On the first day of my Family Medicine residency orientation in Pittsburgh, I was greeted with a word of caution: leave home early. There was rioting in Mckeesport, where our clinic was located. Later, I learned why — a young, unarmed 17-year-old black teenager named Antwon Rose had been fatally shot multiple times in the back by a white rookie police officer.
A few days after the shooting in July, I attended a memorial for what would have been Antwon Rose's 18th birthday in the neighborhood where he grew up. Cars lined every sidewalk, music blared from speakers. A cake with his photo spelled "Happy Birthday" in buttercream. In many ways it resembled any other teenage birthday party. But it was also one of the most powerful occasions of communal grieving and healing I've witnessed, in or out of a hospital. Between local performances, community leaders stepped forward to share their heartbreak and anger in spoken word. On a large table in front of the playground lay a family photo album with stills of a young man surrounded by a loving family. Beside that lay a print of Antwon's now infamous poem, written two years before his death
I AM NOT WHAT YOU THINK!

Available data:
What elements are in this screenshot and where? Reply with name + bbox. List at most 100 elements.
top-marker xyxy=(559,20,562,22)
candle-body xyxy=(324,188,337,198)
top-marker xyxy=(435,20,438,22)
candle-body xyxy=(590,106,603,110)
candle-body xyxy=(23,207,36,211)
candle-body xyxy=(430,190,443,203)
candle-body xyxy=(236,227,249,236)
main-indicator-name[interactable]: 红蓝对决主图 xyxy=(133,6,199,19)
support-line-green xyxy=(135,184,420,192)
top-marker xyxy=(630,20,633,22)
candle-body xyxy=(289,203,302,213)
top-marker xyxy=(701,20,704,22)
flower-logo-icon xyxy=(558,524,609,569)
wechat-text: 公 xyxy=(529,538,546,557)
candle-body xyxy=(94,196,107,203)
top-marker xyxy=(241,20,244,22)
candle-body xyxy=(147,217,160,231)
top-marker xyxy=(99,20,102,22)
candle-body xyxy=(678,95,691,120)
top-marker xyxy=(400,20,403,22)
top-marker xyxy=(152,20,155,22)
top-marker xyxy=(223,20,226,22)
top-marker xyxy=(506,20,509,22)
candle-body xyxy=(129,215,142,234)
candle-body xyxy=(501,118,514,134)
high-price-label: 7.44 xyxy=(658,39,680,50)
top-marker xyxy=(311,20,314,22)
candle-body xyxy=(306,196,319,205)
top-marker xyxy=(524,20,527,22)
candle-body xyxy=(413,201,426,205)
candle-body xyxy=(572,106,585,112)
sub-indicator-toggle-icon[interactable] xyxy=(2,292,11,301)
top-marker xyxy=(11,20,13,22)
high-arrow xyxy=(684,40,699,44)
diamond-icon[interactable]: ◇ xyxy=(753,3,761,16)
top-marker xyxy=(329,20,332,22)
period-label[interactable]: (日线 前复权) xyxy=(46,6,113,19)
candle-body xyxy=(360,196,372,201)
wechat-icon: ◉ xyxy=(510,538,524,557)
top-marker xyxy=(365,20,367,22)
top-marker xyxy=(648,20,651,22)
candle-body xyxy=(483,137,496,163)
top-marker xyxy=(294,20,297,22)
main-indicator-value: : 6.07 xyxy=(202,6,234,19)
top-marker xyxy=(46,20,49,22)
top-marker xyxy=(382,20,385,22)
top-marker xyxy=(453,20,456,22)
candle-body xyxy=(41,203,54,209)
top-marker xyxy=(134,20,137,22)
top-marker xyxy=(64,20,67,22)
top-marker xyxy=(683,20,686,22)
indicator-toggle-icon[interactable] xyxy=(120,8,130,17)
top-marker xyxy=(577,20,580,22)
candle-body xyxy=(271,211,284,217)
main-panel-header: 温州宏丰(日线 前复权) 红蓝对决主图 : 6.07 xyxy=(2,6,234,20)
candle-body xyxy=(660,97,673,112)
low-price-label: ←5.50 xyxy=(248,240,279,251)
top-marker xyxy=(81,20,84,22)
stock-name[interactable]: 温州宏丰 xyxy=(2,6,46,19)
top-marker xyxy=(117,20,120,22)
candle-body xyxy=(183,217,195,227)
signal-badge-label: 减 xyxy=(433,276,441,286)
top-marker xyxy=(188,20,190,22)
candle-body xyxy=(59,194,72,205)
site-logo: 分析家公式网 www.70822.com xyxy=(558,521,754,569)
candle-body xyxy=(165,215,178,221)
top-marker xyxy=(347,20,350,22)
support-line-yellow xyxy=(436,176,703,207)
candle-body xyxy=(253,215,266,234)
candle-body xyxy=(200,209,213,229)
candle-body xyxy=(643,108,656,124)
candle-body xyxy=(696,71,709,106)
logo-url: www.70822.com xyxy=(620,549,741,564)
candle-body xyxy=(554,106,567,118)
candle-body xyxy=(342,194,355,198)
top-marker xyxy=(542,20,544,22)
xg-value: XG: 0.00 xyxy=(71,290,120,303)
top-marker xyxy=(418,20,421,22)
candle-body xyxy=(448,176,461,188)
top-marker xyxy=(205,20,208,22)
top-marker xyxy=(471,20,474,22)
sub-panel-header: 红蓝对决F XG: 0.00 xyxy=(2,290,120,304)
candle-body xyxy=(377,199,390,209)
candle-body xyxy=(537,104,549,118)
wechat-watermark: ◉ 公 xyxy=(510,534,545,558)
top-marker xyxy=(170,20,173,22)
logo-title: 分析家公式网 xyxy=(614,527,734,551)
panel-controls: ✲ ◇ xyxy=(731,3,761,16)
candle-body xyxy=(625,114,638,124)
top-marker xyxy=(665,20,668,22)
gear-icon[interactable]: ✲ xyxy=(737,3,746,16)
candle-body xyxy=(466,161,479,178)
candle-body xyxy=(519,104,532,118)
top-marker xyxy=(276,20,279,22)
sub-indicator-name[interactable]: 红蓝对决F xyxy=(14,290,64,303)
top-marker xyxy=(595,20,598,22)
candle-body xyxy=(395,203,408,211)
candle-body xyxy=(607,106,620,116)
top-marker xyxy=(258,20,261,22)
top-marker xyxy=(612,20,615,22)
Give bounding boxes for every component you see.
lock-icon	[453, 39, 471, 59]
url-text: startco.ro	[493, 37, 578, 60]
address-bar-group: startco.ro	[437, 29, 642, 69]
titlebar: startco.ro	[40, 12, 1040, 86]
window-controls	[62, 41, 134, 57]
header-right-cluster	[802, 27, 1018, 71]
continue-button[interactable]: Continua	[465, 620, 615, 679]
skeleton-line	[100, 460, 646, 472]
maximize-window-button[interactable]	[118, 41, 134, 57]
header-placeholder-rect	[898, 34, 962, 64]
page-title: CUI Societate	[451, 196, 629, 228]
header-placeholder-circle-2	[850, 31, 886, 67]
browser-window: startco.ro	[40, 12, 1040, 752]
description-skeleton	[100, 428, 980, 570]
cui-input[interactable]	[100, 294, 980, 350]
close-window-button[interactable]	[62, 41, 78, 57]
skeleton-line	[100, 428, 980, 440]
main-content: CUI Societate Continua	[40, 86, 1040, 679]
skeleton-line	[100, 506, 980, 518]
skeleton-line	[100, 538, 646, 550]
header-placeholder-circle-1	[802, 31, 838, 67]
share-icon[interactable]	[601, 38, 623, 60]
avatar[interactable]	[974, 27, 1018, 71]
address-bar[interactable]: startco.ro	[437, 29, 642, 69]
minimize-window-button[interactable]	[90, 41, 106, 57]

Problem set:
• 1. Please write out the stretch of the Antwon Rose essay from "A few days after" through "WHAT YOU THINK!".
• 2. Pick up the Antwon Rose essay at its last line and keep it going.

Answers to this exercise:
• 1.
A few days after the shooting in July, I attended a memorial for what would have been Antwon Rose's 18th birthday in the neighborhood where he grew up. Cars lined every sidewalk, music blared from speakers. A cake with his photo spelled "Happy Birthday" in buttercream. In many ways it resembled any other teenage birthday party. But it was also one of the most powerful occasions of communal grieving and healing I've witnessed, in or out of a hospital. Between local performances, community leaders stepped forward to share their heartbreak and anger in spoken word. On a large table in front of the playground lay a family photo album with stills of a young man surrounded by a loving family. Beside that lay a print of Antwon's now infamous poem, written two years before his death
I AM NOT WHAT YOU THINK!

• 2.
I am confused and afraid
I wonder what path I will take
I hear that there’s only two ways out
I see mothers bury their sons
I want my mom to never feel that pain
I am confused and afraid …
As a young medical trainee, I've seen mothers lose children far too many times. Sometimes life slips to chronic and inevitable disease, sometimes to preventable illness, like an infection caught too late. Every time, it is gut-wrenching. But on that bright July afternoon, I witnessed a new, unfamiliar kind of anguish. Towards the end of the speeches, Rose's mother came forward, to the front of the crowd. I don't even remember the words she spoke; I only remember my impressions of raw anger and pain.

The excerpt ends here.